**Written instruction:**
Copy out all the lines exactly. Omit pictures.
==============================
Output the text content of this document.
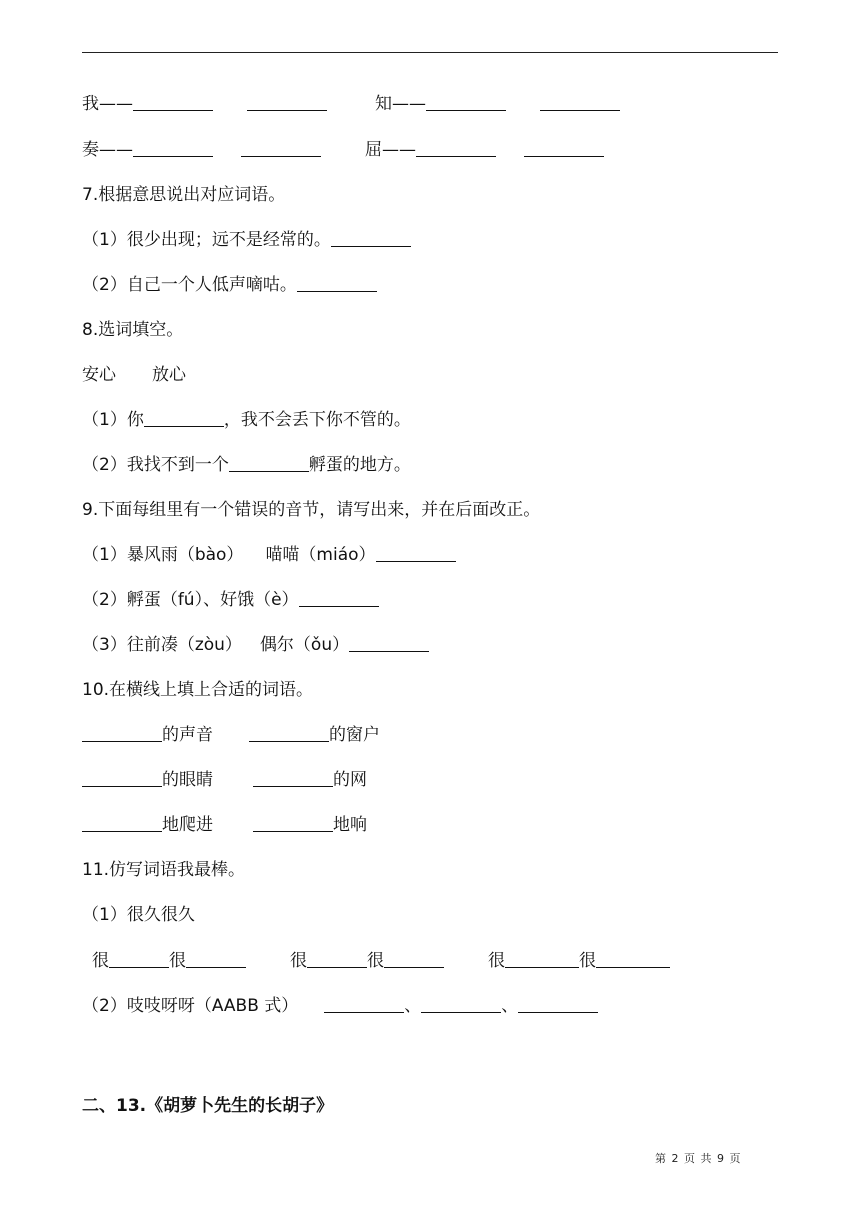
我——	知——
奏——	屈——
7.根据意思说出对应词语。
（1）很少出现；远不是经常的。
（2）自己一个人低声嘀咕。
8.选词填空。
安心 放心
（1）你	，我不会丢下你不管的。
（2）我找不到一个	孵蛋的地方。
9.下面每组里有一个错误的音节，请写出来，并在后面改正。
（1）暴风雨（bào） 喵喵（miáo）
（2）孵蛋（fú）、好饿（è）
（3）往前凑（zòu） 偶尔（ǒu）
10.在横线上填上合适的词语。
的声音	的窗户
的眼睛	的网
地爬进	地响
11.仿写词语我最棒。
（1）很久很久
很	很	很	很	很	很
（2）吱吱呀呀（AABB 式）	、	、
二、13.《胡萝卜先生的长胡子》
第 2 页 共 9 页
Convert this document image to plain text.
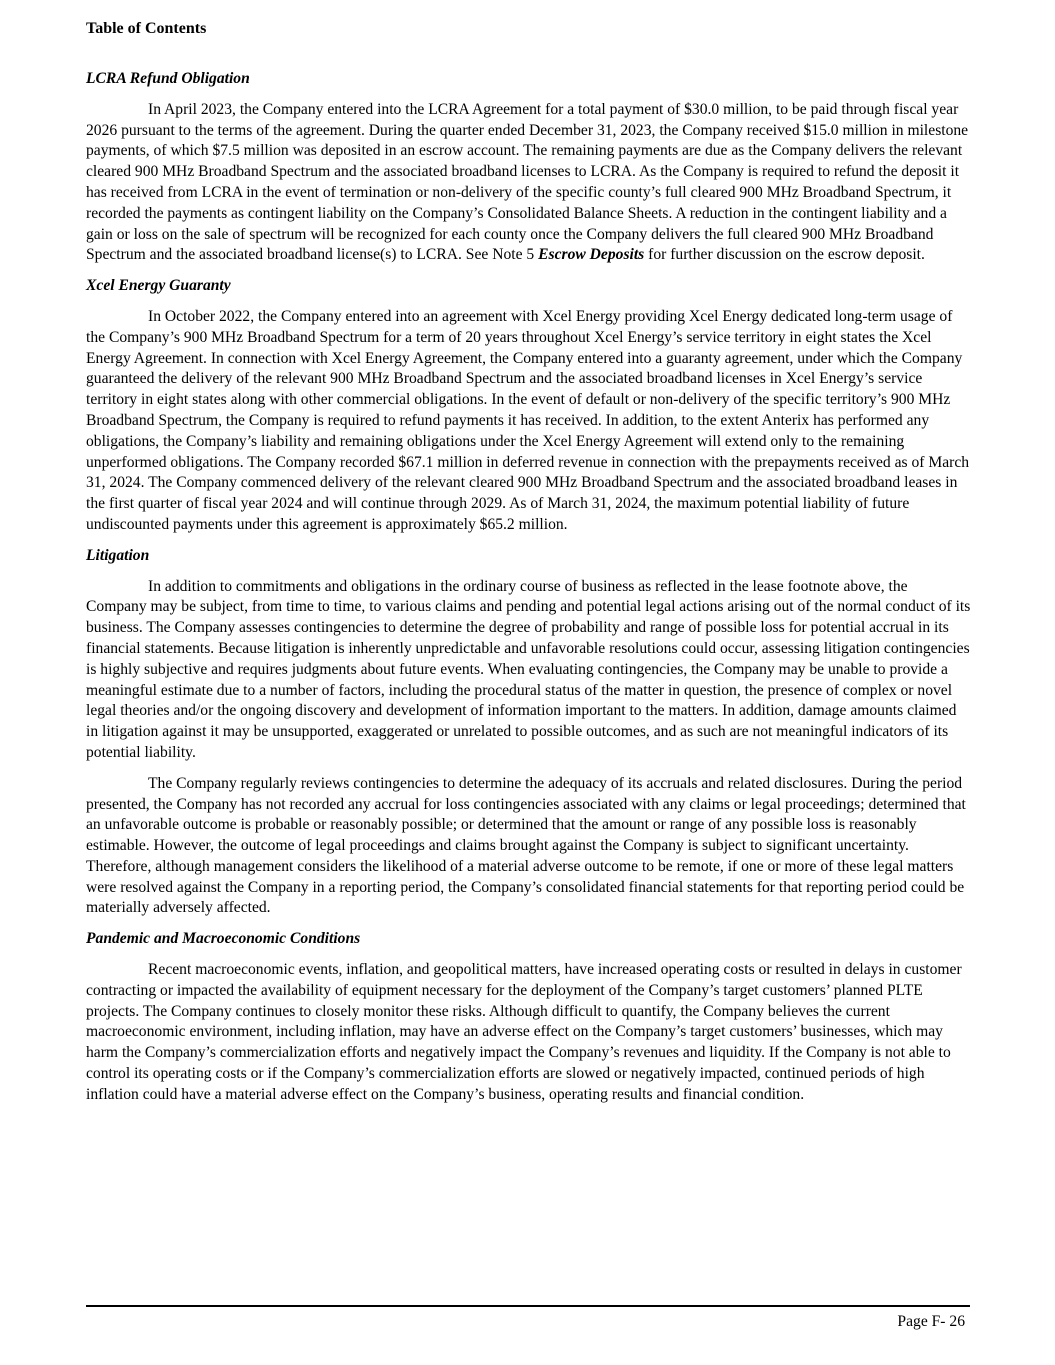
Table of Contents
LCRA Refund Obligation

In April 2023, the Company entered into the LCRA Agreement for a total payment of $30.0 million, to be paid through fiscal year 2026 pursuant to the terms of the agreement. During the quarter ended December 31, 2023, the Company received $15.0 million in milestone payments, of which $7.5 million was deposited in an escrow account. The remaining payments are due as the Company delivers the relevant cleared 900 MHz Broadband Spectrum and the associated broadband licenses to LCRA. As the Company is required to refund the deposit it has received from LCRA in the event of termination or non-delivery of the specific county’s full cleared 900 MHz Broadband Spectrum, it recorded the payments as contingent liability on the Company’s Consolidated Balance Sheets. A reduction in the contingent liability and a gain or loss on the sale of spectrum will be recognized for each county once the Company delivers the full cleared 900 MHz Broadband Spectrum and the associated broadband license(s) to LCRA. See Note 5 Escrow Deposits for further discussion on the escrow deposit.

Xcel Energy Guaranty

In October 2022, the Company entered into an agreement with Xcel Energy providing Xcel Energy dedicated long-term usage of the Company’s 900 MHz Broadband Spectrum for a term of 20 years throughout Xcel Energy’s service territory in eight states the Xcel Energy Agreement. In connection with Xcel Energy Agreement, the Company entered into a guaranty agreement, under which the Company guaranteed the delivery of the relevant 900 MHz Broadband Spectrum and the associated broadband licenses in Xcel Energy’s service territory in eight states along with other commercial obligations. In the event of default or non-delivery of the specific territory’s 900 MHz Broadband Spectrum, the Company is required to refund payments it has received. In addition, to the extent Anterix has performed any obligations, the Company’s liability and remaining obligations under the Xcel Energy Agreement will extend only to the remaining unperformed obligations. The Company recorded $67.1 million in deferred revenue in connection with the prepayments received as of March 31, 2024. The Company commenced delivery of the relevant cleared 900 MHz Broadband Spectrum and the associated broadband leases in the first quarter of fiscal year 2024 and will continue through 2029. As of March 31, 2024, the maximum potential liability of future undiscounted payments under this agreement is approximately $65.2 million.

Litigation

In addition to commitments and obligations in the ordinary course of business as reflected in the lease footnote above, the Company may be subject, from time to time, to various claims and pending and potential legal actions arising out of the normal conduct of its business. The Company assesses contingencies to determine the degree of probability and range of possible loss for potential accrual in its financial statements. Because litigation is inherently unpredictable and unfavorable resolutions could occur, assessing litigation contingencies is highly subjective and requires judgments about future events. When evaluating contingencies, the Company may be unable to provide a meaningful estimate due to a number of factors, including the procedural status of the matter in question, the presence of complex or novel legal theories and/or the ongoing discovery and development of information important to the matters. In addition, damage amounts claimed in litigation against it may be unsupported, exaggerated or unrelated to possible outcomes, and as such are not meaningful indicators of its potential liability.

The Company regularly reviews contingencies to determine the adequacy of its accruals and related disclosures. During the period presented, the Company has not recorded any accrual for loss contingencies associated with any claims or legal proceedings; determined that an unfavorable outcome is probable or reasonably possible; or determined that the amount or range of any possible loss is reasonably estimable. However, the outcome of legal proceedings and claims brought against the Company is subject to significant uncertainty. Therefore, although management considers the likelihood of a material adverse outcome to be remote, if one or more of these legal matters were resolved against the Company in a reporting period, the Company’s consolidated financial statements for that reporting period could be materially adversely affected.

Pandemic and Macroeconomic Conditions

Recent macroeconomic events, inflation, and geopolitical matters, have increased operating costs or resulted in delays in customer contracting or impacted the availability of equipment necessary for the deployment of the Company’s target customers’ planned PLTE projects. The Company continues to closely monitor these risks. Although difficult to quantify, the Company believes the current macroeconomic environment, including inflation, may have an adverse effect on the Company’s target customers’ businesses, which may harm the Company’s commercialization efforts and negatively impact the Company’s revenues and liquidity. If the Company is not able to control its operating costs or if the Company’s commercialization efforts are slowed or negatively impacted, continued periods of high inflation could have a material adverse effect on the Company’s business, operating results and financial condition.

Page F- 26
==============================
**Output for this exercise:**
Output the text content of this document.
我——	知——
奏——	屈——
7.根据意思说出对应词语。
（1）很少出现；远不是经常的。
（2）自己一个人低声嘀咕。
8.选词填空。
安心 放心
（1）你	，我不会丢下你不管的。
（2）我找不到一个	孵蛋的地方。
9.下面每组里有一个错误的音节，请写出来，并在后面改正。
（1）暴风雨（bào） 喵喵（miáo）
（2）孵蛋（fú）、好饿（è）
（3）往前凑（zòu） 偶尔（ǒu）
10.在横线上填上合适的词语。
的声音	的窗户
的眼睛	的网
地爬进	地响
11.仿写词语我最棒。
（1）很久很久
很	很	很	很	很	很
（2）吱吱呀呀（AABB 式）	、	、
二、13.《胡萝卜先生的长胡子》
第 2 页 共 9 页
Convert this document image to plain text.
Table of Contents
LCRA Refund Obligation

In April 2023, the Company entered into the LCRA Agreement for a total payment of $30.0 million, to be paid through fiscal year 2026 pursuant to the terms of the agreement. During the quarter ended December 31, 2023, the Company received $15.0 million in milestone payments, of which $7.5 million was deposited in an escrow account. The remaining payments are due as the Company delivers the relevant cleared 900 MHz Broadband Spectrum and the associated broadband licenses to LCRA. As the Company is required to refund the deposit it has received from LCRA in the event of termination or non-delivery of the specific county’s full cleared 900 MHz Broadband Spectrum, it recorded the payments as contingent liability on the Company’s Consolidated Balance Sheets. A reduction in the contingent liability and a gain or loss on the sale of spectrum will be recognized for each county once the Company delivers the full cleared 900 MHz Broadband Spectrum and the associated broadband license(s) to LCRA. See Note 5 Escrow Deposits for further discussion on the escrow deposit.

Xcel Energy Guaranty

In October 2022, the Company entered into an agreement with Xcel Energy providing Xcel Energy dedicated long-term usage of the Company’s 900 MHz Broadband Spectrum for a term of 20 years throughout Xcel Energy’s service territory in eight states the Xcel Energy Agreement. In connection with Xcel Energy Agreement, the Company entered into a guaranty agreement, under which the Company guaranteed the delivery of the relevant 900 MHz Broadband Spectrum and the associated broadband licenses in Xcel Energy’s service territory in eight states along with other commercial obligations. In the event of default or non-delivery of the specific territory’s 900 MHz Broadband Spectrum, the Company is required to refund payments it has received. In addition, to the extent Anterix has performed any obligations, the Company’s liability and remaining obligations under the Xcel Energy Agreement will extend only to the remaining unperformed obligations. The Company recorded $67.1 million in deferred revenue in connection with the prepayments received as of March 31, 2024. The Company commenced delivery of the relevant cleared 900 MHz Broadband Spectrum and the associated broadband leases in the first quarter of fiscal year 2024 and will continue through 2029. As of March 31, 2024, the maximum potential liability of future undiscounted payments under this agreement is approximately $65.2 million.

Litigation

In addition to commitments and obligations in the ordinary course of business as reflected in the lease footnote above, the Company may be subject, from time to time, to various claims and pending and potential legal actions arising out of the normal conduct of its business. The Company assesses contingencies to determine the degree of probability and range of possible loss for potential accrual in its financial statements. Because litigation is inherently unpredictable and unfavorable resolutions could occur, assessing litigation contingencies is highly subjective and requires judgments about future events. When evaluating contingencies, the Company may be unable to provide a meaningful estimate due to a number of factors, including the procedural status of the matter in question, the presence of complex or novel legal theories and/or the ongoing discovery and development of information important to the matters. In addition, damage amounts claimed in litigation against it may be unsupported, exaggerated or unrelated to possible outcomes, and as such are not meaningful indicators of its potential liability.

The Company regularly reviews contingencies to determine the adequacy of its accruals and related disclosures. During the period presented, the Company has not recorded any accrual for loss contingencies associated with any claims or legal proceedings; determined that an unfavorable outcome is probable or reasonably possible; or determined that the amount or range of any possible loss is reasonably estimable. However, the outcome of legal proceedings and claims brought against the Company is subject to significant uncertainty. Therefore, although management considers the likelihood of a material adverse outcome to be remote, if one or more of these legal matters were resolved against the Company in a reporting period, the Company’s consolidated financial statements for that reporting period could be materially adversely affected.

Pandemic and Macroeconomic Conditions

Recent macroeconomic events, inflation, and geopolitical matters, have increased operating costs or resulted in delays in customer contracting or impacted the availability of equipment necessary for the deployment of the Company’s target customers’ planned PLTE projects. The Company continues to closely monitor these risks. Although difficult to quantify, the Company believes the current macroeconomic environment, including inflation, may have an adverse effect on the Company’s target customers’ businesses, which may harm the Company’s commercialization efforts and negatively impact the Company’s revenues and liquidity. If the Company is not able to control its operating costs or if the Company’s commercialization efforts are slowed or negatively impacted, continued periods of high inflation could have a material adverse effect on the Company’s business, operating results and financial condition.

Page F- 26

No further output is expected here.